Identify the lines bearing the string "JSON" and gather them.

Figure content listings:
• • • • •

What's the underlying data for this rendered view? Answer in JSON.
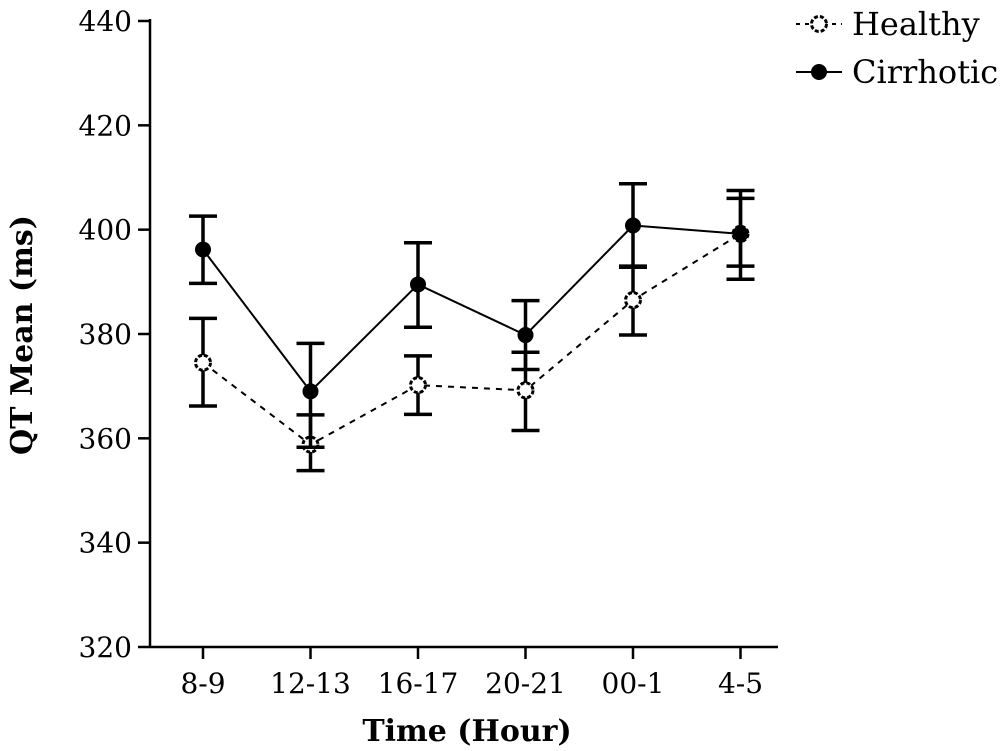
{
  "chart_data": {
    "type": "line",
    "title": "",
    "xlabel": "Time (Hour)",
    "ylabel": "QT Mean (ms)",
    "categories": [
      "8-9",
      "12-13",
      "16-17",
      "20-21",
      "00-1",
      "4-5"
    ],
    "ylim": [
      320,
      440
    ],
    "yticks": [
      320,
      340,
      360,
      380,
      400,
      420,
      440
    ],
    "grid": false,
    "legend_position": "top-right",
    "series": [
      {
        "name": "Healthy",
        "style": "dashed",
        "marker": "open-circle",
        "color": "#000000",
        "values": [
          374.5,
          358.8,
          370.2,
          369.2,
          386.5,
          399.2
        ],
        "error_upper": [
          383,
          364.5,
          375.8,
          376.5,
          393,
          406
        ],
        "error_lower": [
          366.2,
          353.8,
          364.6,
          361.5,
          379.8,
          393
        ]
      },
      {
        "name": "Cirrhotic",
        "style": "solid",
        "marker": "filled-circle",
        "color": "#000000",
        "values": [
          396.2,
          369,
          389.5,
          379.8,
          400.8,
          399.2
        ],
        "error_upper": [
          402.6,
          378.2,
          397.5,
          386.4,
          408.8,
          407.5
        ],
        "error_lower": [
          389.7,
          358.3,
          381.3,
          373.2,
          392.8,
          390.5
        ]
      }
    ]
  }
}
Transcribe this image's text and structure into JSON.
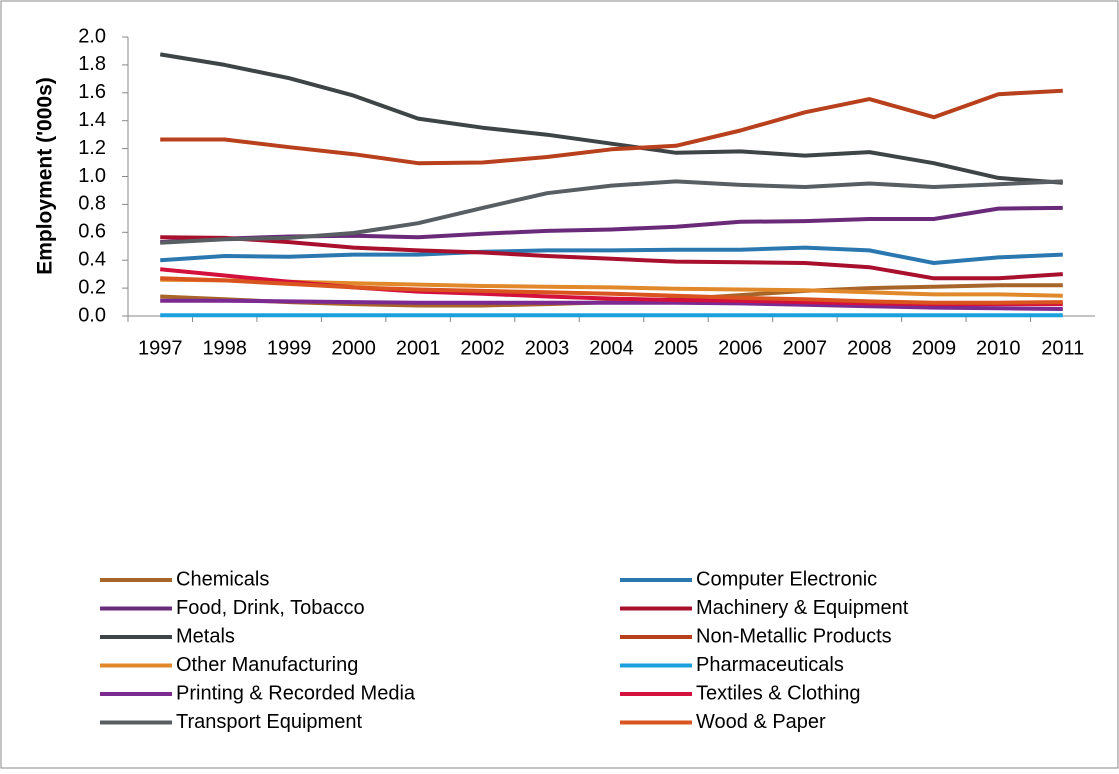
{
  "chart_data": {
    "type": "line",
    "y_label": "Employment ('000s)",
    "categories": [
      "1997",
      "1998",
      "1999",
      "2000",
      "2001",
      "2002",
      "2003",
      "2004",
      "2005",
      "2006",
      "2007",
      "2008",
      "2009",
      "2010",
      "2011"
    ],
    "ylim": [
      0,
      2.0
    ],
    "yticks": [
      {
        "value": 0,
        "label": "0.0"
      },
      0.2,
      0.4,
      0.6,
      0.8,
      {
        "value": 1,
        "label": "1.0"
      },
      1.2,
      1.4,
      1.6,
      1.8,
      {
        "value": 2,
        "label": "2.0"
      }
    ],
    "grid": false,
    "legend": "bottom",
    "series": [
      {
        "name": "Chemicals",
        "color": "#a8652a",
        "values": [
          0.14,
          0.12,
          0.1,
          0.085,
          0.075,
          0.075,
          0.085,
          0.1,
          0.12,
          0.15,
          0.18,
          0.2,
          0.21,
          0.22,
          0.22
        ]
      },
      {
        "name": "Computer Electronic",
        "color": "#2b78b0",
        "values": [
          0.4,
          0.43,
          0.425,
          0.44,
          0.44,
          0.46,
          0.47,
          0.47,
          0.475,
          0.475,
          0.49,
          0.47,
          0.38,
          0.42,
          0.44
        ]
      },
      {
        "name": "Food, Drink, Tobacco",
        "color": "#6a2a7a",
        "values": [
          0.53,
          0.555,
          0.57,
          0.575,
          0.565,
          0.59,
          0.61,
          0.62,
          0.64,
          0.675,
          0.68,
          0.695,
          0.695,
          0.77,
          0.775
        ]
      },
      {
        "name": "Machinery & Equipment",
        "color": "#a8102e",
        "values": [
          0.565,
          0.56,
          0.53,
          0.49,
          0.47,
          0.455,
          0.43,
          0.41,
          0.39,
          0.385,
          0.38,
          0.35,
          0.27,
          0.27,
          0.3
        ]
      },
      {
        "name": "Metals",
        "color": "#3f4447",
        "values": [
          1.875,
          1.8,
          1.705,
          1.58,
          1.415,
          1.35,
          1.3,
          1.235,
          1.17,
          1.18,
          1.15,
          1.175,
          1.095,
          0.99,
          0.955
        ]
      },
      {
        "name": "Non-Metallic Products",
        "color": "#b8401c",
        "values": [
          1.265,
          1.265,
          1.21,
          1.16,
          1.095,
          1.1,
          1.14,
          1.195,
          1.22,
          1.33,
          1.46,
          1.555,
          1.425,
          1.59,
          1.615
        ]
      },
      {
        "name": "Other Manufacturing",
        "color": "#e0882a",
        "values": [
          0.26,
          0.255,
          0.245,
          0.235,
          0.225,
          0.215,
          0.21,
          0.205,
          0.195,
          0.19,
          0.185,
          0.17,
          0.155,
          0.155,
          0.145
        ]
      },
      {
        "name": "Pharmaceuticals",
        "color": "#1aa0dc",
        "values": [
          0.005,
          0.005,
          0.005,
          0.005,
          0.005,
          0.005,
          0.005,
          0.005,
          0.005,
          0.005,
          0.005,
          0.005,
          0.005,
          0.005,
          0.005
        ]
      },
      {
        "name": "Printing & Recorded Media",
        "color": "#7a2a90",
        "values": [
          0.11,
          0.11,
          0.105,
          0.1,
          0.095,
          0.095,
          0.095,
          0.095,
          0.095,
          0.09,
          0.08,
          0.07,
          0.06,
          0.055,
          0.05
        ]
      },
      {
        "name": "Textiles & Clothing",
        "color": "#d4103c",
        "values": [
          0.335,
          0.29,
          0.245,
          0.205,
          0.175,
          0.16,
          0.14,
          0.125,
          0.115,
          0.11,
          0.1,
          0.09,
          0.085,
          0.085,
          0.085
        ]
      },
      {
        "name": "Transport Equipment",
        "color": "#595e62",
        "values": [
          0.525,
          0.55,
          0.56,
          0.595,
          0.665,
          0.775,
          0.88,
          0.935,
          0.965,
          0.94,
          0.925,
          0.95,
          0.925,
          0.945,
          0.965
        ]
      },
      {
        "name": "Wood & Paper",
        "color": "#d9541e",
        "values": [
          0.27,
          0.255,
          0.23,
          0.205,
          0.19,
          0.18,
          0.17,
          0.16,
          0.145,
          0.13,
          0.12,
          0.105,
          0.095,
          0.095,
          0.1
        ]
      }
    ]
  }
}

• • • • •

• [EXPECTED ANSWER]:
What's the underlying data for this rendered view? Answer in JSON.
Transcribe this image's text and structure into JSON.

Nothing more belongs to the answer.